*SHORT PROBLEM*: Exactly reproduce each line of the listing that follows.

*RECORDS FOR PROCESSING*:
#####

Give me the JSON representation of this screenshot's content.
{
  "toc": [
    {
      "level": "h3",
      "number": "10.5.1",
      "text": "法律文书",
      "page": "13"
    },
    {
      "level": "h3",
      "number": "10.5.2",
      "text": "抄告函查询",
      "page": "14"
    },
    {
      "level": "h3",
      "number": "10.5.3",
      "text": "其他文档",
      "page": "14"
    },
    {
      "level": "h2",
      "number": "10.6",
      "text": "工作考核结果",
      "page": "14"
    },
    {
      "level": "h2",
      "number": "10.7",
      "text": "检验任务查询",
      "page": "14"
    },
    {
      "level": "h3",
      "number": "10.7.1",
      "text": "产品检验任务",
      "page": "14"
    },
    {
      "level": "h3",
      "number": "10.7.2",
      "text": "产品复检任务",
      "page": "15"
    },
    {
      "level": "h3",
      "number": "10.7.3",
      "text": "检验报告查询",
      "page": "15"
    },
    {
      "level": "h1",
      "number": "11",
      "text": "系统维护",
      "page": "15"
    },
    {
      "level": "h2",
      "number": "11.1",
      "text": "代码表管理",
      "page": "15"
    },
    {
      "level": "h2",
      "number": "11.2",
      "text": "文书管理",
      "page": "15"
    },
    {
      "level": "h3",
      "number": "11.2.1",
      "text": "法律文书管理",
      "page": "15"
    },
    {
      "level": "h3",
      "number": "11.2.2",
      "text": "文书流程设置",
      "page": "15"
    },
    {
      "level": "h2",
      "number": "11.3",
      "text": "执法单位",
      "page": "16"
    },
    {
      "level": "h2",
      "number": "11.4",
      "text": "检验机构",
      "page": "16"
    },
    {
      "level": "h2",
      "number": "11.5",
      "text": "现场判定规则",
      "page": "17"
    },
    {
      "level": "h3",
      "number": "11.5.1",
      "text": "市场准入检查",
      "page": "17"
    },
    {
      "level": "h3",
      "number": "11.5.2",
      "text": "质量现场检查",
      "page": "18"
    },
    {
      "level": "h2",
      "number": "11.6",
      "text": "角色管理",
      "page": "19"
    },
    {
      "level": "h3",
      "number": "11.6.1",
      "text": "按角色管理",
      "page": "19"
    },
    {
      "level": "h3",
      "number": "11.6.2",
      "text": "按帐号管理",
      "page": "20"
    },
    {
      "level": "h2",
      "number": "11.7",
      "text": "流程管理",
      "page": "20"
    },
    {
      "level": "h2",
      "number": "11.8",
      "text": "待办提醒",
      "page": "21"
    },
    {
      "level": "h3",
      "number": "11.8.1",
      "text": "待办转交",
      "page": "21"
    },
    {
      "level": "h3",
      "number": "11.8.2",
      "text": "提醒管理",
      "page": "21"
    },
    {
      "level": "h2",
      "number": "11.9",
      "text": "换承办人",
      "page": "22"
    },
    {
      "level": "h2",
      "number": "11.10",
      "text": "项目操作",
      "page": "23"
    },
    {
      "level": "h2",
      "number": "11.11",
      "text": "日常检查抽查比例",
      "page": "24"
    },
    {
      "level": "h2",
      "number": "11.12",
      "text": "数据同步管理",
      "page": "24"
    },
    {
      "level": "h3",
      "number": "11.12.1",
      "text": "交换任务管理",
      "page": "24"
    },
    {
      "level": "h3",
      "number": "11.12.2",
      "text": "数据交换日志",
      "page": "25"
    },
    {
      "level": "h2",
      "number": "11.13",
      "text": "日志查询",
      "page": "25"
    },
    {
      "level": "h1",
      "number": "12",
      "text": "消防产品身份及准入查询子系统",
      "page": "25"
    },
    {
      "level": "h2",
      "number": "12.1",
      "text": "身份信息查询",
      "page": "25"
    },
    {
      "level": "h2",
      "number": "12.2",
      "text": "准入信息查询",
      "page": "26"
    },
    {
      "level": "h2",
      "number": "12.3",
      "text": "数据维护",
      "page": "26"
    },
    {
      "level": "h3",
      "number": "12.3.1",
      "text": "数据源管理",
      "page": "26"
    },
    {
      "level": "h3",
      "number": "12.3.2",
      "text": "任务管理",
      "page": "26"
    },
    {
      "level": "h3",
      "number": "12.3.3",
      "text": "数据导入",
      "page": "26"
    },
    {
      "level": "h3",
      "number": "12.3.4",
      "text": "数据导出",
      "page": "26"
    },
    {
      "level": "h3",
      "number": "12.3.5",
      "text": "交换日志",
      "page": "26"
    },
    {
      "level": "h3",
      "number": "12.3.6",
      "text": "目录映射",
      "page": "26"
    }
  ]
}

#####

*RESULT OF THIS EXERCISE*:
Give me the JSON representation of this screenshot's content.
{
  "toc": [
    {
      "level": "h3",
      "number": "10.5.1",
      "text": "法律文书",
      "page": "13"
    },
    {
      "level": "h3",
      "number": "10.5.2",
      "text": "抄告函查询",
      "page": "14"
    },
    {
      "level": "h3",
      "number": "10.5.3",
      "text": "其他文档",
      "page": "14"
    },
    {
      "level": "h2",
      "number": "10.6",
      "text": "工作考核结果",
      "page": "14"
    },
    {
      "level": "h2",
      "number": "10.7",
      "text": "检验任务查询",
      "page": "14"
    },
    {
      "level": "h3",
      "number": "10.7.1",
      "text": "产品检验任务",
      "page": "14"
    },
    {
      "level": "h3",
      "number": "10.7.2",
      "text": "产品复检任务",
      "page": "15"
    },
    {
      "level": "h3",
      "number": "10.7.3",
      "text": "检验报告查询",
      "page": "15"
    },
    {
      "level": "h1",
      "number": "11",
      "text": "系统维护",
      "page": "15"
    },
    {
      "level": "h2",
      "number": "11.1",
      "text": "代码表管理",
      "page": "15"
    },
    {
      "level": "h2",
      "number": "11.2",
      "text": "文书管理",
      "page": "15"
    },
    {
      "level": "h3",
      "number": "11.2.1",
      "text": "法律文书管理",
      "page": "15"
    },
    {
      "level": "h3",
      "number": "11.2.2",
      "text": "文书流程设置",
      "page": "15"
    },
    {
      "level": "h2",
      "number": "11.3",
      "text": "执法单位",
      "page": "16"
    },
    {
      "level": "h2",
      "number": "11.4",
      "text": "检验机构",
      "page": "16"
    },
    {
      "level": "h2",
      "number": "11.5",
      "text": "现场判定规则",
      "page": "17"
    },
    {
      "level": "h3",
      "number": "11.5.1",
      "text": "市场准入检查",
      "page": "17"
    },
    {
      "level": "h3",
      "number": "11.5.2",
      "text": "质量现场检查",
      "page": "18"
    },
    {
      "level": "h2",
      "number": "11.6",
      "text": "角色管理",
      "page": "19"
    },
    {
      "level": "h3",
      "number": "11.6.1",
      "text": "按角色管理",
      "page": "19"
    },
    {
      "level": "h3",
      "number": "11.6.2",
      "text": "按帐号管理",
      "page": "20"
    },
    {
      "level": "h2",
      "number": "11.7",
      "text": "流程管理",
      "page": "20"
    },
    {
      "level": "h2",
      "number": "11.8",
      "text": "待办提醒",
      "page": "21"
    },
    {
      "level": "h3",
      "number": "11.8.1",
      "text": "待办转交",
      "page": "21"
    },
    {
      "level": "h3",
      "number": "11.8.2",
      "text": "提醒管理",
      "page": "21"
    },
    {
      "level": "h2",
      "number": "11.9",
      "text": "换承办人",
      "page": "22"
    },
    {
      "level": "h2",
      "number": "11.10",
      "text": "项目操作",
      "page": "23"
    },
    {
      "level": "h2",
      "number": "11.11",
      "text": "日常检查抽查比例",
      "page": "24"
    },
    {
      "level": "h2",
      "number": "11.12",
      "text": "数据同步管理",
      "page": "24"
    },
    {
      "level": "h3",
      "number": "11.12.1",
      "text": "交换任务管理",
      "page": "24"
    },
    {
      "level": "h3",
      "number": "11.12.2",
      "text": "数据交换日志",
      "page": "25"
    },
    {
      "level": "h2",
      "number": "11.13",
      "text": "日志查询",
      "page": "25"
    },
    {
      "level": "h1",
      "number": "12",
      "text": "消防产品身份及准入查询子系统",
      "page": "25"
    },
    {
      "level": "h2",
      "number": "12.1",
      "text": "身份信息查询",
      "page": "25"
    },
    {
      "level": "h2",
      "number": "12.2",
      "text": "准入信息查询",
      "page": "26"
    },
    {
      "level": "h2",
      "number": "12.3",
      "text": "数据维护",
      "page": "26"
    },
    {
      "level": "h3",
      "number": "12.3.1",
      "text": "数据源管理",
      "page": "26"
    },
    {
      "level": "h3",
      "number": "12.3.2",
      "text": "任务管理",
      "page": "26"
    },
    {
      "level": "h3",
      "number": "12.3.3",
      "text": "数据导入",
      "page": "26"
    },
    {
      "level": "h3",
      "number": "12.3.4",
      "text": "数据导出",
      "page": "26"
    },
    {
      "level": "h3",
      "number": "12.3.5",
      "text": "交换日志",
      "page": "26"
    },
    {
      "level": "h3",
      "number": "12.3.6",
      "text": "目录映射",
      "page": "26"
    }
  ]
}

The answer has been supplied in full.